WHAT YOU SHOULD DO: Review the material and extract every line in which the word "светового" occurs.

DATA RECORDS:

☆ ☆ ☆

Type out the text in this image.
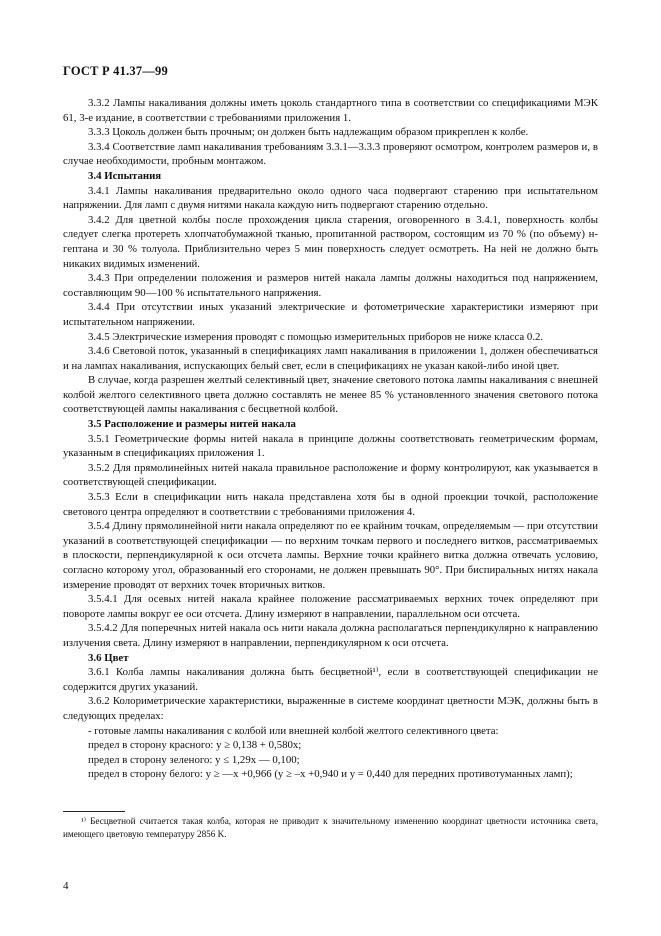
ГОСТ Р 41.37—99

3.3.2 Лампы накаливания должны иметь цоколь стандартного типа в соответствии со спецификациями МЭК 61, 3-е издание, в соответствии с требованиями приложения 1.

3.3.3 Цоколь должен быть прочным; он должен быть надлежащим образом прикреплен к колбе.

3.3.4 Соответствие ламп накаливания требованиям 3.3.1—3.3.3 проверяют осмотром, контролем размеров и, в случае необходимости, пробным монтажом.

3.4 Испытания

3.4.1 Лампы накаливания предварительно около одного часа подвергают старению при испытательном напряжении. Для ламп с двумя нитями накала каждую нить подвергают старению отдельно.

3.4.2 Для цветной колбы после прохождения цикла старения, оговоренного в 3.4.1, поверхность колбы следует слегка протереть хлопчатобумажной тканью, пропитанной раствором, состоящим из 70 % (по объему) н-гептана и 30 % толуола. Приблизительно через 5 мин поверхность следует осмотреть. На ней не должно быть никаких видимых изменений.

3.4.3 При определении положения и размеров нитей накала лампы должны находиться под напряжением, составляющим 90—100 % испытательного напряжения.

3.4.4 При отсутствии иных указаний электрические и фотометрические характеристики измеряют при испытательном напряжении.

3.4.5 Электрические измерения проводят с помощью измерительных приборов не ниже класса 0.2.

3.4.6 Световой поток, указанный в спецификациях ламп накаливания в приложении 1, должен обеспечиваться и на лампах накаливания, испускающих белый свет, если в спецификациях не указан какой-либо иной цвет.

В случае, когда разрешен желтый селективный цвет, значение светового потока лампы накаливания с внешней колбой желтого селективного цвета должно составлять не менее 85 % установленного значения светового потока соответствующей лампы накаливания с бесцветной колбой.

3.5 Расположение и размеры нитей накала

3.5.1 Геометрические формы нитей накала в принципе должны соответствовать геометрическим формам, указанным в спецификациях приложения 1.

3.5.2 Для прямолинейных нитей накала правильное расположение и форму контролируют, как указывается в соответствующей спецификации.

3.5.3 Если в спецификации нить накала представлена хотя бы в одной проекции точкой, расположение светового центра определяют в соответствии с требованиями приложения 4.

3.5.4 Длину прямолинейной нити накала определяют по ее крайним точкам, определяемым — при отсутствии указаний в соответствующей спецификации — по верхним точкам первого и последнего витков, рассматриваемых в плоскости, перпендикулярной к оси отсчета лампы. Верхние точки крайнего витка должна отвечать условию, согласно которому угол, образованный его сторонами, не должен превышать 90°. При биспиральных нитях накала измерение проводят от верхних точек вторичных витков.

3.5.4.1 Для осевых нитей накала крайнее положение рассматриваемых верхних точек определяют при повороте лампы вокруг ее оси отсчета. Длину измеряют в направлении, параллельном оси отсчета.

3.5.4.2 Для поперечных нитей накала ось нити накала должна располагаться перпендикулярно к направлению излучения света. Длину измеряют в направлении, перпендикулярном к оси отсчета.

3.6 Цвет

3.6.1 Колба лампы накаливания должна быть бесцветной¹⁾, если в соответствующей спецификации не содержится других указаний.

3.6.2 Колориметрические характеристики, выраженные в системе координат цветности МЭК, должны быть в следующих пределах:

- готовые лампы накаливания с колбой или внешней колбой желтого селективного цвета:

предел в сторону красного: y ≥ 0,138 + 0,580x;

предел в сторону зеленого: y ≤ 1,29x — 0,100;

предел в сторону белого: y ≥ —x +0,966 (y ≥ –x +0,940 и y = 0,440 для передних противотуманных ламп);

¹⁾ Бесцветной считается такая колба, которая не приводит к значительному изменению координат цветности источника света, имеющего цветовую температуру 2856 K.
4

☆ ☆ ☆

OUTPUT FOR THIS EXERCISE:
В случае, когда разрешен желтый селективный цвет, значение светового потока лампы накаливания с внешней колбой желтого селективного цвета должно составлять не менее 85 % установленного значения светового потока соответствующей лампы накаливания с бесцветной колбой.
3.5.3 Если в спецификации нить накала представлена хотя бы в одной проекции точкой, расположение светового центра определяют в соответствии с требованиями приложения 4.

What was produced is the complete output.